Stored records
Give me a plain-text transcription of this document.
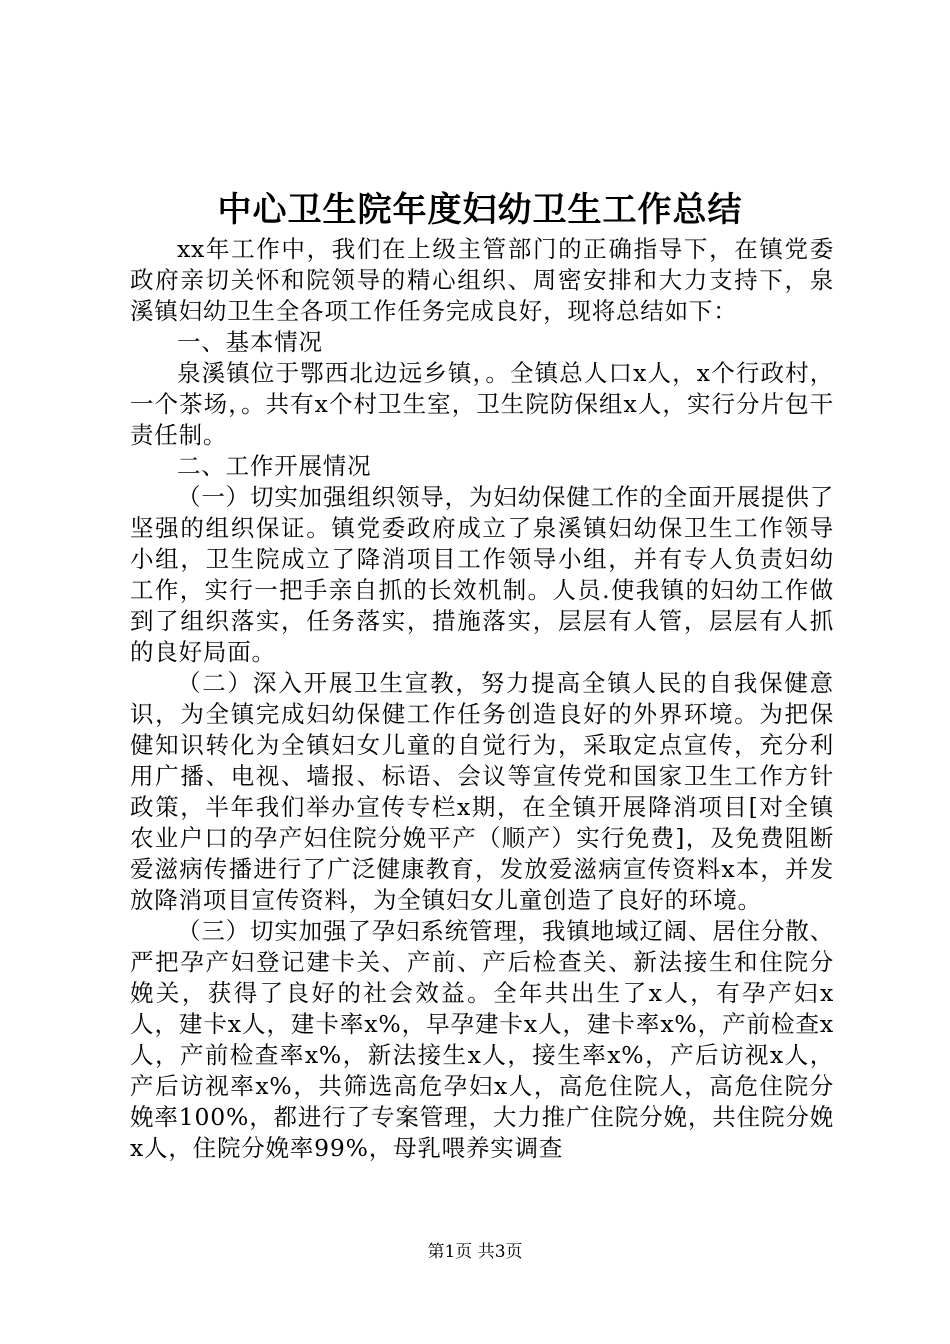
中心卫生院年度妇幼卫生工作总结

xx年工作中，我们在上级主管部门的正确指导下，在镇党委政府亲切关怀和院领导的精心组织、周密安排和大力支持下，泉溪镇妇幼卫生全各项工作任务完成良好，现将总结如下：

一、基本情况

泉溪镇位于鄂西北边远乡镇，。全镇总人口x人，x个行政村，一个茶场，。共有x个村卫生室，卫生院防保组x人，实行分片包干责任制。

二、工作开展情况

（一）切实加强组织领导，为妇幼保健工作的全面开展提供了坚强的组织保证。镇党委政府成立了泉溪镇妇幼保卫生工作领导小组，卫生院成立了降消项目工作领导小组，并有专人负责妇幼工作，实行一把手亲自抓的长效机制。人员.使我镇的妇幼工作做到了组织落实，任务落实，措施落实，层层有人管，层层有人抓的良好局面。

（二）深入开展卫生宣教，努力提高全镇人民的自我保健意识，为全镇完成妇幼保健工作任务创造良好的外界环境。为把保健知识转化为全镇妇女儿童的自觉行为，采取定点宣传，充分利用广播、电视、墙报、标语、会议等宣传党和国家卫生工作方针政策，半年我们举办宣传专栏x期，在全镇开展降消项目[对全镇农业户口的孕产妇住院分娩平产（顺产）实行免费]，及免费阻断爱滋病传播进行了广泛健康教育，发放爱滋病宣传资料x本，并发放降消项目宣传资料，为全镇妇女儿童创造了良好的环境。

（三）切实加强了孕妇系统管理，我镇地域辽阔、居住分散、严把孕产妇登记建卡关、产前、产后检查关、新法接生和住院分娩关，获得了良好的社会效益。全年共出生了x人，有孕产妇x人，建卡x人，建卡率x%，早孕建卡x人，建卡率x%，产前检查x人，产前检查率x%，新法接生x人，接生率x%，产后访视x人，产后访视率x%，共筛选高危孕妇x人，高危住院人，高危住院分娩率100%，都进行了专案管理，大力推广住院分娩，共住院分娩x人，住院分娩率99%，母乳喂养实调查

第1页 共3页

EXERCISE:
Your task is an exact transcription of all the data, minus the pictures.

ANSWER TO THIS TASK:
Give me a plain-text transcription of this document.
中心卫生院年度妇幼卫生工作总结

xx年工作中，我们在上级主管部门的正确指导下，在镇党委政府亲切关怀和院领导的精心组织、周密安排和大力支持下，泉溪镇妇幼卫生全各项工作任务完成良好，现将总结如下：

一、基本情况

泉溪镇位于鄂西北边远乡镇，。全镇总人口x人，x个行政村，一个茶场，。共有x个村卫生室，卫生院防保组x人，实行分片包干责任制。

二、工作开展情况

（一）切实加强组织领导，为妇幼保健工作的全面开展提供了坚强的组织保证。镇党委政府成立了泉溪镇妇幼保卫生工作领导小组，卫生院成立了降消项目工作领导小组，并有专人负责妇幼工作，实行一把手亲自抓的长效机制。人员.使我镇的妇幼工作做到了组织落实，任务落实，措施落实，层层有人管，层层有人抓的良好局面。

（二）深入开展卫生宣教，努力提高全镇人民的自我保健意识，为全镇完成妇幼保健工作任务创造良好的外界环境。为把保健知识转化为全镇妇女儿童的自觉行为，采取定点宣传，充分利用广播、电视、墙报、标语、会议等宣传党和国家卫生工作方针政策，半年我们举办宣传专栏x期，在全镇开展降消项目[对全镇农业户口的孕产妇住院分娩平产（顺产）实行免费]，及免费阻断爱滋病传播进行了广泛健康教育，发放爱滋病宣传资料x本，并发放降消项目宣传资料，为全镇妇女儿童创造了良好的环境。

（三）切实加强了孕妇系统管理，我镇地域辽阔、居住分散、严把孕产妇登记建卡关、产前、产后检查关、新法接生和住院分娩关，获得了良好的社会效益。全年共出生了x人，有孕产妇x人，建卡x人，建卡率x%，早孕建卡x人，建卡率x%，产前检查x人，产前检查率x%，新法接生x人，接生率x%，产后访视x人，产后访视率x%，共筛选高危孕妇x人，高危住院人，高危住院分娩率100%，都进行了专案管理，大力推广住院分娩，共住院分娩x人，住院分娩率99%，母乳喂养实调查

第1页 共3页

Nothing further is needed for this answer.